■ **RECORDS SHOWN**
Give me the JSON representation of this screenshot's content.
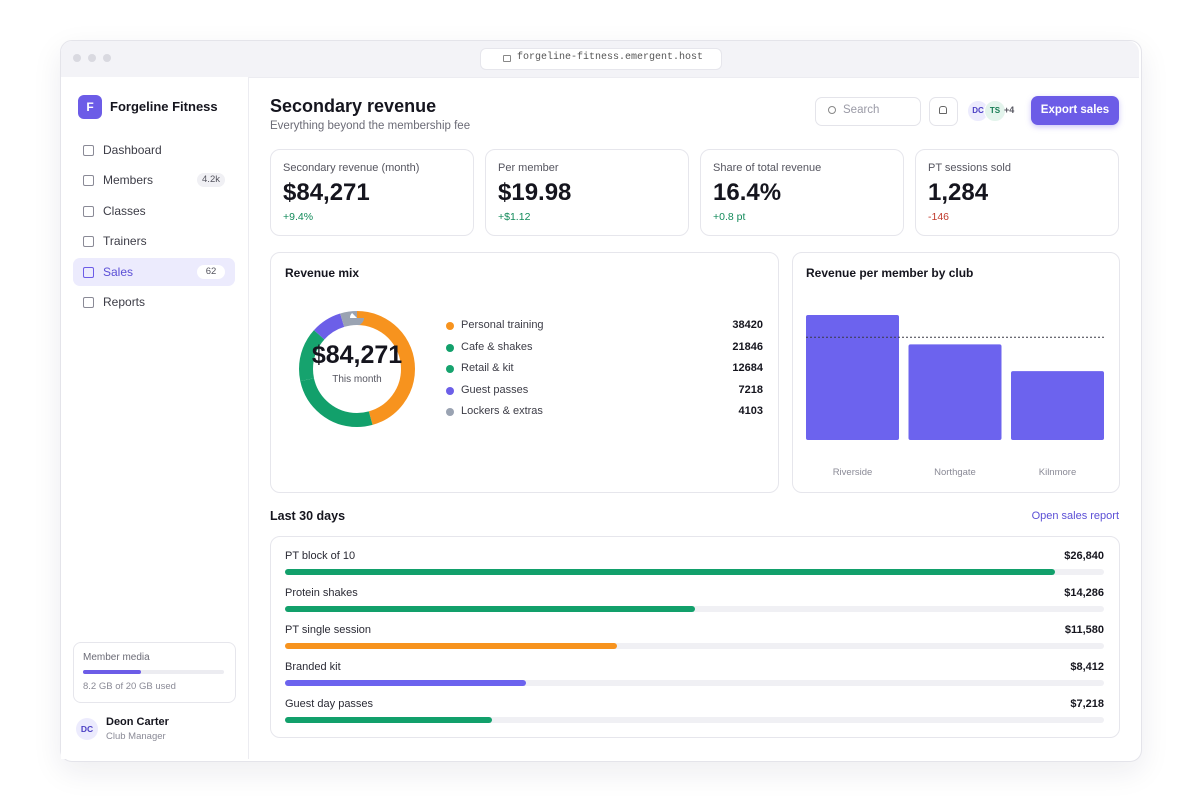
{
  "browser": {
    "url": "forgeline-fitness.emergent.host"
  },
  "sidebar": {
    "brand_initial": "F",
    "brand": "Forgeline Fitness",
    "nav": [
      {
        "label": "Dashboard"
      },
      {
        "label": "Members",
        "badge": "4.2k"
      },
      {
        "label": "Classes"
      },
      {
        "label": "Trainers"
      },
      {
        "label": "Sales",
        "badge": "62",
        "active": true
      },
      {
        "label": "Reports"
      }
    ],
    "storage": {
      "title": "Member media",
      "value": 8.2,
      "max": 20,
      "caption": "8.2 GB of 20 GB used"
    },
    "user": {
      "initials": "DC",
      "name": "Deon Carter",
      "role": "Club Manager"
    }
  },
  "header": {
    "title": "Secondary revenue",
    "subtitle": "Everything beyond the membership fee",
    "search_placeholder": "Search",
    "avatars": [
      "DC",
      "TS"
    ],
    "more_avatars": "+4",
    "button": "Export sales"
  },
  "kpis": [
    {
      "label": "Secondary revenue (month)",
      "value": "$84,271",
      "delta": "+9.4%",
      "trend": "up"
    },
    {
      "label": "Per member",
      "value": "$19.98",
      "delta": "+$1.12",
      "trend": "up"
    },
    {
      "label": "Share of total revenue",
      "value": "16.4%",
      "delta": "+0.8 pt",
      "trend": "up"
    },
    {
      "label": "PT sessions sold",
      "value": "1,284",
      "delta": "-146",
      "trend": "down"
    }
  ],
  "revenue_mix": {
    "type": "donut",
    "title": "Revenue mix",
    "center_value": "$84,271",
    "center_label": "This month",
    "categories": [
      "Personal training",
      "Cafe & shakes",
      "Retail & kit",
      "Guest passes",
      "Lockers & extras"
    ],
    "values": [
      38420,
      21846,
      12684,
      7218,
      4103
    ],
    "colors": [
      "#f7931e",
      "#12a06b",
      "#16a36e",
      "#6c5fe8",
      "#9aa3b2"
    ]
  },
  "club_chart": {
    "type": "bar",
    "title": "Revenue per member by club",
    "categories": [
      "Riverside",
      "Northgate",
      "Kilnmore"
    ],
    "values": [
      24.3,
      18.6,
      13.4
    ],
    "reference_line": 19.98,
    "color": "#6c63ee"
  },
  "last_30_days": {
    "title": "Last 30 days",
    "link": "Open sales report",
    "items": [
      {
        "name": "PT block of 10",
        "value": 26840,
        "value_label": "$26,840",
        "color": "#12a06b"
      },
      {
        "name": "Protein shakes",
        "value": 14286,
        "value_label": "$14,286",
        "color": "#12a06b"
      },
      {
        "name": "PT single session",
        "value": 11580,
        "value_label": "$11,580",
        "color": "#f7931e"
      },
      {
        "name": "Branded kit",
        "value": 8412,
        "value_label": "$8,412",
        "color": "#6c63ee"
      },
      {
        "name": "Guest day passes",
        "value": 7218,
        "value_label": "$7,218",
        "color": "#12a06b"
      }
    ]
  }
}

■ **HOW TO COMPLETE THIS TASK**
Your answer should be a single number, which is the count of lines in the data above that include the word "delta".

■ **FINISHED EXERCISE**
4